■ PROBLEM:
Could you write out every entry exactly as it stands?

— BEGIN TASK DATA —

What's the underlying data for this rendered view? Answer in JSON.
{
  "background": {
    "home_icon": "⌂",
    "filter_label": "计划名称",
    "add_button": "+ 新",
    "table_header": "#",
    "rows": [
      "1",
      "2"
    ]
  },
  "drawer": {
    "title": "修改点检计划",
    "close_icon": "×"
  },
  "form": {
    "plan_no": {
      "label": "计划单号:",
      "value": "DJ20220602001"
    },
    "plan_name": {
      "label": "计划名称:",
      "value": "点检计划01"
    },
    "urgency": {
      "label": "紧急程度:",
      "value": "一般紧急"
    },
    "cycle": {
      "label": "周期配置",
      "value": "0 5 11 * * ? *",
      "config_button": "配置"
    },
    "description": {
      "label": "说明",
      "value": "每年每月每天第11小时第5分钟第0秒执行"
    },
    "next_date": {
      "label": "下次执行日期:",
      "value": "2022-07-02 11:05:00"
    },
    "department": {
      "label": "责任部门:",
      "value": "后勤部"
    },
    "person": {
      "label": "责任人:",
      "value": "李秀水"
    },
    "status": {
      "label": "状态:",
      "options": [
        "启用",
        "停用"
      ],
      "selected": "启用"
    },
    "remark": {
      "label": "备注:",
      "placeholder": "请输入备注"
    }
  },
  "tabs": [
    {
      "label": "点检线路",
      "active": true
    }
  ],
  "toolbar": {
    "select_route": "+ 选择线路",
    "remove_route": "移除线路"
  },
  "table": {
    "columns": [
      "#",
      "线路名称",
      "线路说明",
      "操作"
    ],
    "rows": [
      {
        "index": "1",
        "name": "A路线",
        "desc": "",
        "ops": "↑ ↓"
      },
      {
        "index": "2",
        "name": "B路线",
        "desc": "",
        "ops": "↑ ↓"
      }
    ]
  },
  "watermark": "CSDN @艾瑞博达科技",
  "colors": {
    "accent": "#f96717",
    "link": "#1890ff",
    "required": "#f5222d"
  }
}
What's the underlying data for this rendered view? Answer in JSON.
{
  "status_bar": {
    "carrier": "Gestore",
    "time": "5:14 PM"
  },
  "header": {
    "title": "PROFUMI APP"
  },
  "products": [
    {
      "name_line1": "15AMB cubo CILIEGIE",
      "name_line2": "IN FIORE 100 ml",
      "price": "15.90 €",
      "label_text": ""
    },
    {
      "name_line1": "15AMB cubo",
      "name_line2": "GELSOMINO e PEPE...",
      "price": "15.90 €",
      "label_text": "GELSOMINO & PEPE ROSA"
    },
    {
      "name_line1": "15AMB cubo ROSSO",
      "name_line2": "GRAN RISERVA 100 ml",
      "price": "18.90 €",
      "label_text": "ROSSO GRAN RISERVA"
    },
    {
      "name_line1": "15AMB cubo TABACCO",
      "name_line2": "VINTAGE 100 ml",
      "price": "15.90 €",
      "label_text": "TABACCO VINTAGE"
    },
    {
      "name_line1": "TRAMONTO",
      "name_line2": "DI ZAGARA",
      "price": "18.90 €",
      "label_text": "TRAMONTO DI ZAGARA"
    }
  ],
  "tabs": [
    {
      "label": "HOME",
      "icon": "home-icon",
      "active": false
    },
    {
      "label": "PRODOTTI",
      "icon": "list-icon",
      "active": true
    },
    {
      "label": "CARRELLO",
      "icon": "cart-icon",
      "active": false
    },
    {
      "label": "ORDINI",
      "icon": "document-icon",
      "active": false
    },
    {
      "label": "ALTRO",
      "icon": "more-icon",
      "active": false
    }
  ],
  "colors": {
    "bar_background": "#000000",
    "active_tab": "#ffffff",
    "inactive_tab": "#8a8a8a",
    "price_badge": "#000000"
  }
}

— END TASK DATA —

■ WRITTEN RESPONSE:
What's the underlying data for this rendered view? Answer in JSON.
{
  "background": {
    "home_icon": "⌂",
    "filter_label": "计划名称",
    "add_button": "+ 新",
    "table_header": "#",
    "rows": [
      "1",
      "2"
    ]
  },
  "drawer": {
    "title": "修改点检计划",
    "close_icon": "×"
  },
  "form": {
    "plan_no": {
      "label": "计划单号:",
      "value": "DJ20220602001"
    },
    "plan_name": {
      "label": "计划名称:",
      "value": "点检计划01"
    },
    "urgency": {
      "label": "紧急程度:",
      "value": "一般紧急"
    },
    "cycle": {
      "label": "周期配置",
      "value": "0 5 11 * * ? *",
      "config_button": "配置"
    },
    "description": {
      "label": "说明",
      "value": "每年每月每天第11小时第5分钟第0秒执行"
    },
    "next_date": {
      "label": "下次执行日期:",
      "value": "2022-07-02 11:05:00"
    },
    "department": {
      "label": "责任部门:",
      "value": "后勤部"
    },
    "person": {
      "label": "责任人:",
      "value": "李秀水"
    },
    "status": {
      "label": "状态:",
      "options": [
        "启用",
        "停用"
      ],
      "selected": "启用"
    },
    "remark": {
      "label": "备注:",
      "placeholder": "请输入备注"
    }
  },
  "tabs": [
    {
      "label": "点检线路",
      "active": true
    }
  ],
  "toolbar": {
    "select_route": "+ 选择线路",
    "remove_route": "移除线路"
  },
  "table": {
    "columns": [
      "#",
      "线路名称",
      "线路说明",
      "操作"
    ],
    "rows": [
      {
        "index": "1",
        "name": "A路线",
        "desc": "",
        "ops": "↑ ↓"
      },
      {
        "index": "2",
        "name": "B路线",
        "desc": "",
        "ops": "↑ ↓"
      }
    ]
  },
  "watermark": "CSDN @艾瑞博达科技",
  "colors": {
    "accent": "#f96717",
    "link": "#1890ff",
    "required": "#f5222d"
  }
}
What's the underlying data for this rendered view? Answer in JSON.
{
  "status_bar": {
    "carrier": "Gestore",
    "time": "5:14 PM"
  },
  "header": {
    "title": "PROFUMI APP"
  },
  "products": [
    {
      "name_line1": "15AMB cubo CILIEGIE",
      "name_line2": "IN FIORE 100 ml",
      "price": "15.90 €",
      "label_text": ""
    },
    {
      "name_line1": "15AMB cubo",
      "name_line2": "GELSOMINO e PEPE...",
      "price": "15.90 €",
      "label_text": "GELSOMINO & PEPE ROSA"
    },
    {
      "name_line1": "15AMB cubo ROSSO",
      "name_line2": "GRAN RISERVA 100 ml",
      "price": "18.90 €",
      "label_text": "ROSSO GRAN RISERVA"
    },
    {
      "name_line1": "15AMB cubo TABACCO",
      "name_line2": "VINTAGE 100 ml",
      "price": "15.90 €",
      "label_text": "TABACCO VINTAGE"
    },
    {
      "name_line1": "TRAMONTO",
      "name_line2": "DI ZAGARA",
      "price": "18.90 €",
      "label_text": "TRAMONTO DI ZAGARA"
    }
  ],
  "tabs": [
    {
      "label": "HOME",
      "icon": "home-icon",
      "active": false
    },
    {
      "label": "PRODOTTI",
      "icon": "list-icon",
      "active": true
    },
    {
      "label": "CARRELLO",
      "icon": "cart-icon",
      "active": false
    },
    {
      "label": "ORDINI",
      "icon": "document-icon",
      "active": false
    },
    {
      "label": "ALTRO",
      "icon": "more-icon",
      "active": false
    }
  ],
  "colors": {
    "bar_background": "#000000",
    "active_tab": "#ffffff",
    "inactive_tab": "#8a8a8a",
    "price_badge": "#000000"
  }
}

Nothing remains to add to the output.